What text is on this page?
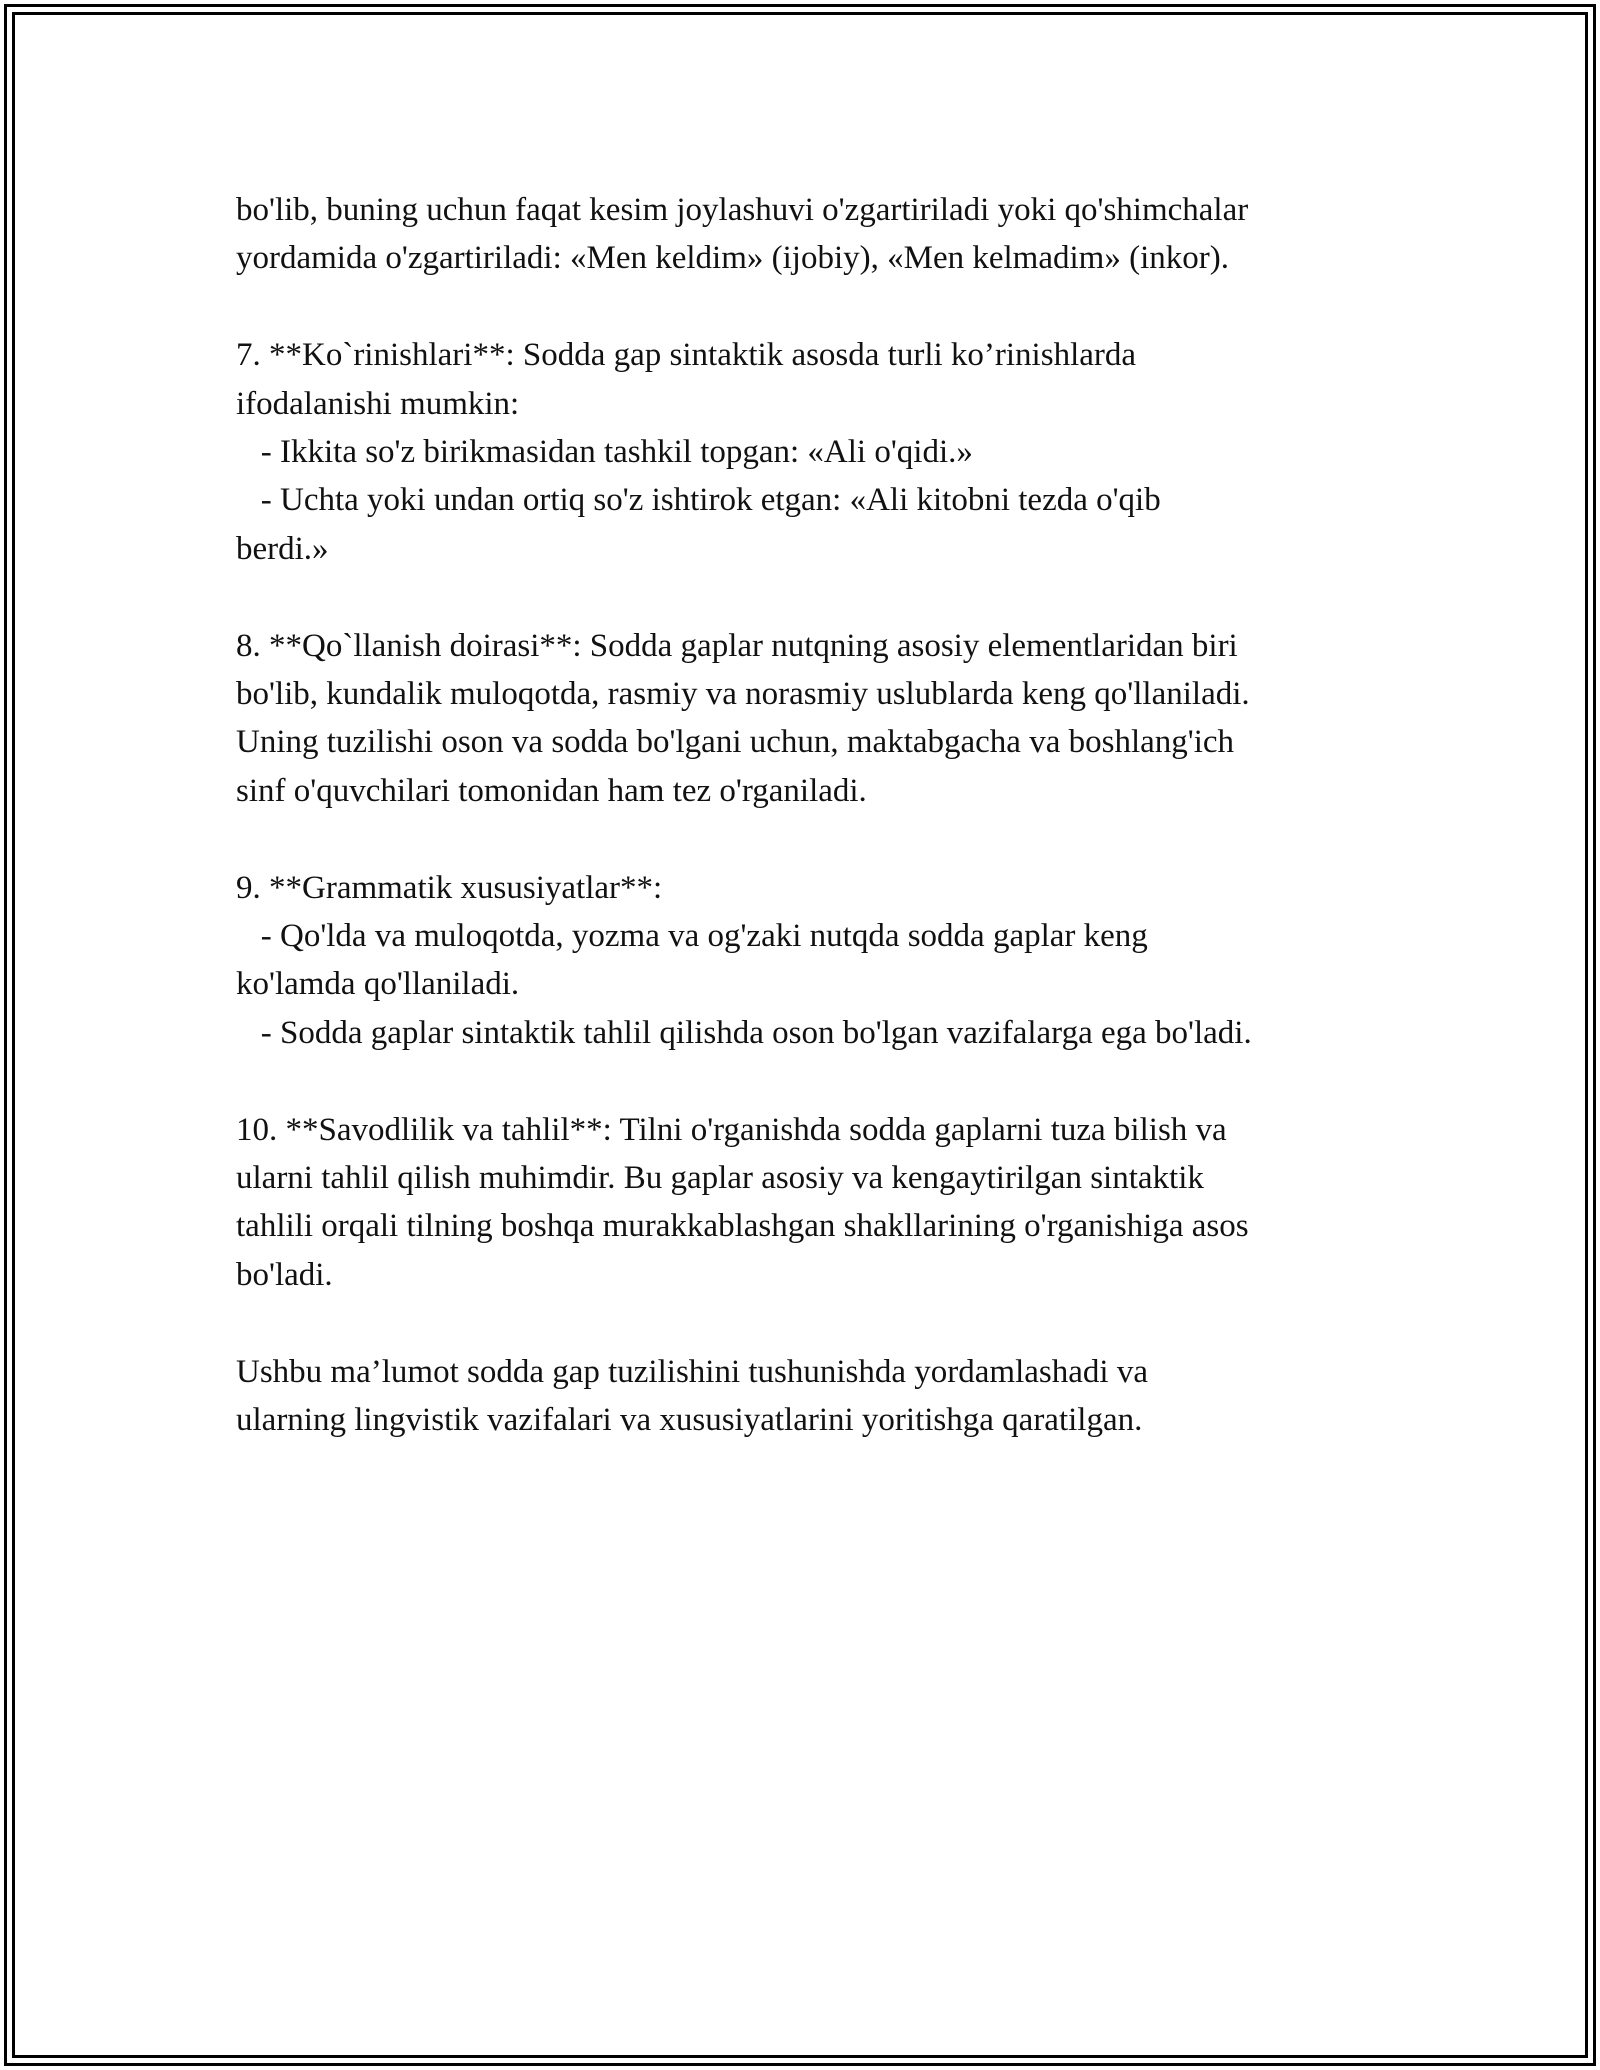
bo'lib, buning uchun faqat kesim joylashuvi o'zgartiriladi yoki qo'shimchalar
yordamida o'zgartiriladi: «Men keldim» (ijobiy), «Men kelmadim» (inkor).

7. **Ko`rinishlari**: Sodda gap sintaktik asosda turli ko’rinishlarda
ifodalanishi mumkin:
- Ikkita so'z birikmasidan tashkil topgan: «Ali o'qidi.»
- Uchta yoki undan ortiq so'z ishtirok etgan: «Ali kitobni tezda o'qib
berdi.»

8. **Qo`llanish doirasi**: Sodda gaplar nutqning asosiy elementlaridan biri
bo'lib, kundalik muloqotda, rasmiy va norasmiy uslublarda keng qo'llaniladi.
Uning tuzilishi oson va sodda bo'lgani uchun, maktabgacha va boshlang'ich
sinf o'quvchilari tomonidan ham tez o'rganiladi.

9. **Grammatik xususiyatlar**:
- Qo'lda va muloqotda, yozma va og'zaki nutqda sodda gaplar keng
ko'lamda qo'llaniladi.
- Sodda gaplar sintaktik tahlil qilishda oson bo'lgan vazifalarga ega bo'ladi.

10. **Savodlilik va tahlil**: Tilni o'rganishda sodda gaplarni tuza bilish va
ularni tahlil qilish muhimdir. Bu gaplar asosiy va kengaytirilgan sintaktik
tahlili orqali tilning boshqa murakkablashgan shakllarining o'rganishiga asos
bo'ladi.

Ushbu ma’lumot sodda gap tuzilishini tushunishda yordamlashadi va
ularning lingvistik vazifalari va xususiyatlarini yoritishga qaratilgan.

Given request: Extract all the entries word for word; omit any pictures.

Complete response:
What text is on this page?
bo'lib, buning uchun faqat kesim joylashuvi o'zgartiriladi yoki qo'shimchalar
yordamida o'zgartiriladi: «Men keldim» (ijobiy), «Men kelmadim» (inkor).

7. **Ko`rinishlari**: Sodda gap sintaktik asosda turli ko’rinishlarda
ifodalanishi mumkin:
- Ikkita so'z birikmasidan tashkil topgan: «Ali o'qidi.»
- Uchta yoki undan ortiq so'z ishtirok etgan: «Ali kitobni tezda o'qib
berdi.»

8. **Qo`llanish doirasi**: Sodda gaplar nutqning asosiy elementlaridan biri
bo'lib, kundalik muloqotda, rasmiy va norasmiy uslublarda keng qo'llaniladi.
Uning tuzilishi oson va sodda bo'lgani uchun, maktabgacha va boshlang'ich
sinf o'quvchilari tomonidan ham tez o'rganiladi.

9. **Grammatik xususiyatlar**:
- Qo'lda va muloqotda, yozma va og'zaki nutqda sodda gaplar keng
ko'lamda qo'llaniladi.
- Sodda gaplar sintaktik tahlil qilishda oson bo'lgan vazifalarga ega bo'ladi.

10. **Savodlilik va tahlil**: Tilni o'rganishda sodda gaplarni tuza bilish va
ularni tahlil qilish muhimdir. Bu gaplar asosiy va kengaytirilgan sintaktik
tahlili orqali tilning boshqa murakkablashgan shakllarining o'rganishiga asos
bo'ladi.

Ushbu ma’lumot sodda gap tuzilishini tushunishda yordamlashadi va
ularning lingvistik vazifalari va xususiyatlarini yoritishga qaratilgan.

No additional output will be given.